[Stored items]
──────────────────────────────
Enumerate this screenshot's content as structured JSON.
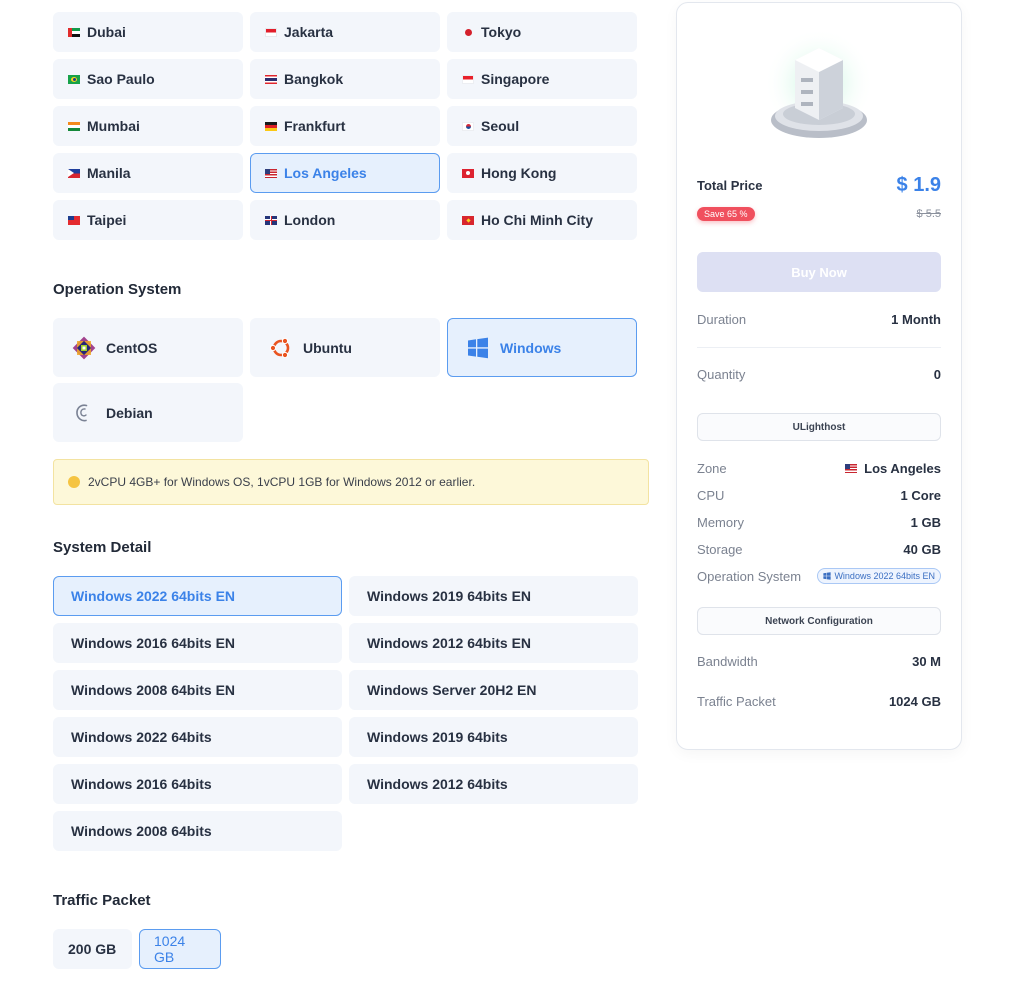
{
  "locations": [
    {
      "label": "Dubai",
      "flag": "ae",
      "selected": false
    },
    {
      "label": "Jakarta",
      "flag": "id",
      "selected": false
    },
    {
      "label": "Tokyo",
      "flag": "jp",
      "selected": false
    },
    {
      "label": "Sao Paulo",
      "flag": "br",
      "selected": false
    },
    {
      "label": "Bangkok",
      "flag": "th",
      "selected": false
    },
    {
      "label": "Singapore",
      "flag": "sg",
      "selected": false
    },
    {
      "label": "Mumbai",
      "flag": "in",
      "selected": false
    },
    {
      "label": "Frankfurt",
      "flag": "de",
      "selected": false
    },
    {
      "label": "Seoul",
      "flag": "kr",
      "selected": false
    },
    {
      "label": "Manila",
      "flag": "ph",
      "selected": false
    },
    {
      "label": "Los Angeles",
      "flag": "us",
      "selected": true
    },
    {
      "label": "Hong Kong",
      "flag": "hk",
      "selected": false
    },
    {
      "label": "Taipei",
      "flag": "tw",
      "selected": false
    },
    {
      "label": "London",
      "flag": "gb",
      "selected": false
    },
    {
      "label": "Ho Chi Minh City",
      "flag": "vn",
      "selected": false
    }
  ],
  "os_section": {
    "title": "Operation System",
    "options": [
      {
        "label": "CentOS",
        "icon": "centos-icon",
        "selected": false
      },
      {
        "label": "Ubuntu",
        "icon": "ubuntu-icon",
        "selected": false
      },
      {
        "label": "Windows",
        "icon": "windows-icon",
        "selected": true
      },
      {
        "label": "Debian",
        "icon": "debian-icon",
        "selected": false
      }
    ],
    "notice": "2vCPU 4GB+ for Windows OS, 1vCPU 1GB for Windows 2012 or earlier."
  },
  "system_detail": {
    "title": "System Detail",
    "options": [
      {
        "label": "Windows 2022 64bits EN",
        "selected": true
      },
      {
        "label": "Windows 2019 64bits EN",
        "selected": false
      },
      {
        "label": "Windows 2016 64bits EN",
        "selected": false
      },
      {
        "label": "Windows 2012 64bits EN",
        "selected": false
      },
      {
        "label": "Windows 2008 64bits EN",
        "selected": false
      },
      {
        "label": "Windows Server 20H2 EN",
        "selected": false
      },
      {
        "label": "Windows 2022 64bits",
        "selected": false
      },
      {
        "label": "Windows 2019 64bits",
        "selected": false
      },
      {
        "label": "Windows 2016 64bits",
        "selected": false
      },
      {
        "label": "Windows 2012 64bits",
        "selected": false
      },
      {
        "label": "Windows 2008 64bits",
        "selected": false
      }
    ]
  },
  "traffic_packet": {
    "title": "Traffic Packet",
    "options": [
      {
        "label": "200 GB",
        "selected": false
      },
      {
        "label": "1024 GB",
        "selected": true
      }
    ]
  },
  "summary": {
    "total_price_label": "Total Price",
    "price": "$ 1.9",
    "save_badge": "Save 65 %",
    "original_price": "$ 5.5",
    "buy_button": "Buy Now",
    "duration_label": "Duration",
    "duration_value": "1 Month",
    "quantity_label": "Quantity",
    "quantity_value": "0",
    "provider": "ULighthost",
    "zone_label": "Zone",
    "zone_value": "Los Angeles",
    "cpu_label": "CPU",
    "cpu_value": "1 Core",
    "memory_label": "Memory",
    "memory_value": "1 GB",
    "storage_label": "Storage",
    "storage_value": "40 GB",
    "os_label": "Operation System",
    "os_value": "Windows 2022 64bits EN",
    "network_config": "Network Configuration",
    "bandwidth_label": "Bandwidth",
    "bandwidth_value": "30 M",
    "traffic_label": "Traffic Packet",
    "traffic_value": "1024 GB"
  },
  "colors": {
    "accent": "#3b82e8",
    "tile_bg": "#f3f6fb",
    "selected_bg": "#e6f0fd",
    "notice_bg": "#fdf8d9",
    "save_badge": "#f0505e",
    "buy_disabled": "#dde0f3"
  }
}
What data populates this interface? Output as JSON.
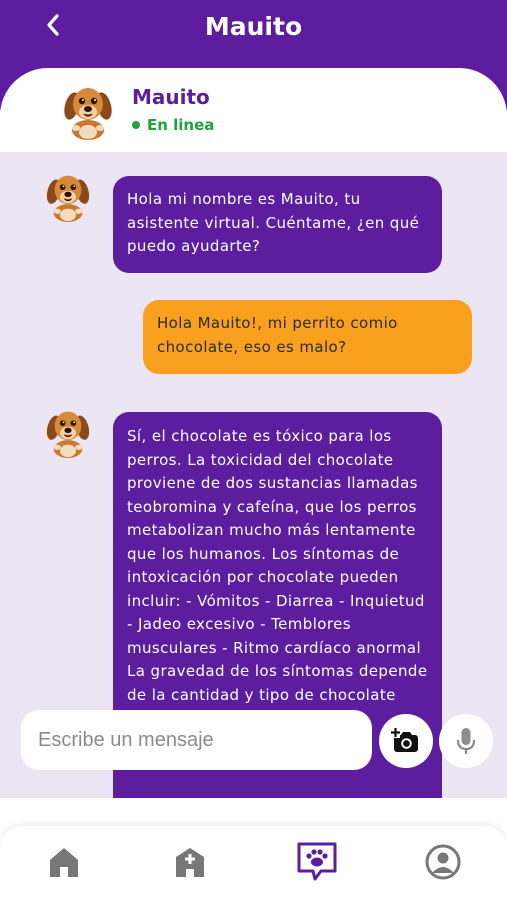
{
  "header": {
    "title": "Mauito",
    "back_icon": "chevron-left-icon"
  },
  "contact": {
    "name": "Mauito",
    "status": "En linea",
    "avatar": "dog-avatar"
  },
  "messages": [
    {
      "sender": "bot",
      "text": "Hola mi nombre es Mauito, tu asistente virtual. Cuéntame, ¿en qué puedo ayudarte?"
    },
    {
      "sender": "user",
      "text": "Hola Mauito!, mi perrito comio chocolate, eso es malo?"
    },
    {
      "sender": "bot",
      "text": "Sí, el chocolate es tóxico para los perros. La toxicidad del chocolate proviene de dos sustancias llamadas teobromina y cafeína, que los perros metabolizan mucho más lentamente que los humanos. Los síntomas de intoxicación por chocolate pueden incluir: - Vómitos - Diarrea - Inquietud - Jadeo excesivo - Temblores musculares - Ritmo cardíaco anormal La gravedad de los síntomas depende de la cantidad y tipo de chocolate"
    }
  ],
  "composer": {
    "placeholder": "Escribe un mensaje",
    "camera_icon": "camera-add-icon",
    "mic_icon": "microphone-icon"
  },
  "nav": [
    {
      "icon": "home-icon",
      "active": false
    },
    {
      "icon": "hospital-icon",
      "active": false
    },
    {
      "icon": "paw-chat-icon",
      "active": true
    },
    {
      "icon": "profile-icon",
      "active": false
    }
  ],
  "colors": {
    "primary": "#5c1d9f",
    "user_bubble": "#f9a01e",
    "chat_bg": "#ece6f4",
    "online": "#1fa33b"
  }
}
──────────────────────────────
(EXERCISE) Give the entries again word for word, but skip the pictures.

(COMPLETED EXERCISE)
Enumerate this screenshot's content as structured JSON.
{
  "locations": [
    {
      "label": "Dubai",
      "flag": "ae",
      "selected": false
    },
    {
      "label": "Jakarta",
      "flag": "id",
      "selected": false
    },
    {
      "label": "Tokyo",
      "flag": "jp",
      "selected": false
    },
    {
      "label": "Sao Paulo",
      "flag": "br",
      "selected": false
    },
    {
      "label": "Bangkok",
      "flag": "th",
      "selected": false
    },
    {
      "label": "Singapore",
      "flag": "sg",
      "selected": false
    },
    {
      "label": "Mumbai",
      "flag": "in",
      "selected": false
    },
    {
      "label": "Frankfurt",
      "flag": "de",
      "selected": false
    },
    {
      "label": "Seoul",
      "flag": "kr",
      "selected": false
    },
    {
      "label": "Manila",
      "flag": "ph",
      "selected": false
    },
    {
      "label": "Los Angeles",
      "flag": "us",
      "selected": true
    },
    {
      "label": "Hong Kong",
      "flag": "hk",
      "selected": false
    },
    {
      "label": "Taipei",
      "flag": "tw",
      "selected": false
    },
    {
      "label": "London",
      "flag": "gb",
      "selected": false
    },
    {
      "label": "Ho Chi Minh City",
      "flag": "vn",
      "selected": false
    }
  ],
  "os_section": {
    "title": "Operation System",
    "options": [
      {
        "label": "CentOS",
        "icon": "centos-icon",
        "selected": false
      },
      {
        "label": "Ubuntu",
        "icon": "ubuntu-icon",
        "selected": false
      },
      {
        "label": "Windows",
        "icon": "windows-icon",
        "selected": true
      },
      {
        "label": "Debian",
        "icon": "debian-icon",
        "selected": false
      }
    ],
    "notice": "2vCPU 4GB+ for Windows OS, 1vCPU 1GB for Windows 2012 or earlier."
  },
  "system_detail": {
    "title": "System Detail",
    "options": [
      {
        "label": "Windows 2022 64bits EN",
        "selected": true
      },
      {
        "label": "Windows 2019 64bits EN",
        "selected": false
      },
      {
        "label": "Windows 2016 64bits EN",
        "selected": false
      },
      {
        "label": "Windows 2012 64bits EN",
        "selected": false
      },
      {
        "label": "Windows 2008 64bits EN",
        "selected": false
      },
      {
        "label": "Windows Server 20H2 EN",
        "selected": false
      },
      {
        "label": "Windows 2022 64bits",
        "selected": false
      },
      {
        "label": "Windows 2019 64bits",
        "selected": false
      },
      {
        "label": "Windows 2016 64bits",
        "selected": false
      },
      {
        "label": "Windows 2012 64bits",
        "selected": false
      },
      {
        "label": "Windows 2008 64bits",
        "selected": false
      }
    ]
  },
  "traffic_packet": {
    "title": "Traffic Packet",
    "options": [
      {
        "label": "200 GB",
        "selected": false
      },
      {
        "label": "1024 GB",
        "selected": true
      }
    ]
  },
  "summary": {
    "total_price_label": "Total Price",
    "price": "$ 1.9",
    "save_badge": "Save 65 %",
    "original_price": "$ 5.5",
    "buy_button": "Buy Now",
    "duration_label": "Duration",
    "duration_value": "1 Month",
    "quantity_label": "Quantity",
    "quantity_value": "0",
    "provider": "ULighthost",
    "zone_label": "Zone",
    "zone_value": "Los Angeles",
    "cpu_label": "CPU",
    "cpu_value": "1 Core",
    "memory_label": "Memory",
    "memory_value": "1 GB",
    "storage_label": "Storage",
    "storage_value": "40 GB",
    "os_label": "Operation System",
    "os_value": "Windows 2022 64bits EN",
    "network_config": "Network Configuration",
    "bandwidth_label": "Bandwidth",
    "bandwidth_value": "30 M",
    "traffic_label": "Traffic Packet",
    "traffic_value": "1024 GB"
  },
  "colors": {
    "accent": "#3b82e8",
    "tile_bg": "#f3f6fb",
    "selected_bg": "#e6f0fd",
    "notice_bg": "#fdf8d9",
    "save_badge": "#f0505e",
    "buy_disabled": "#dde0f3"
  }
}
What data populates this interface? Output as JSON.
{
  "header": {
    "title": "Mauito",
    "back_icon": "chevron-left-icon"
  },
  "contact": {
    "name": "Mauito",
    "status": "En linea",
    "avatar": "dog-avatar"
  },
  "messages": [
    {
      "sender": "bot",
      "text": "Hola mi nombre es Mauito, tu asistente virtual. Cuéntame, ¿en qué puedo ayudarte?"
    },
    {
      "sender": "user",
      "text": "Hola Mauito!, mi perrito comio chocolate, eso es malo?"
    },
    {
      "sender": "bot",
      "text": "Sí, el chocolate es tóxico para los perros. La toxicidad del chocolate proviene de dos sustancias llamadas teobromina y cafeína, que los perros metabolizan mucho más lentamente que los humanos. Los síntomas de intoxicación por chocolate pueden incluir: - Vómitos - Diarrea - Inquietud - Jadeo excesivo - Temblores musculares - Ritmo cardíaco anormal La gravedad de los síntomas depende de la cantidad y tipo de chocolate"
    }
  ],
  "composer": {
    "placeholder": "Escribe un mensaje",
    "camera_icon": "camera-add-icon",
    "mic_icon": "microphone-icon"
  },
  "nav": [
    {
      "icon": "home-icon",
      "active": false
    },
    {
      "icon": "hospital-icon",
      "active": false
    },
    {
      "icon": "paw-chat-icon",
      "active": true
    },
    {
      "icon": "profile-icon",
      "active": false
    }
  ],
  "colors": {
    "primary": "#5c1d9f",
    "user_bubble": "#f9a01e",
    "chat_bg": "#ece6f4",
    "online": "#1fa33b"
  }
}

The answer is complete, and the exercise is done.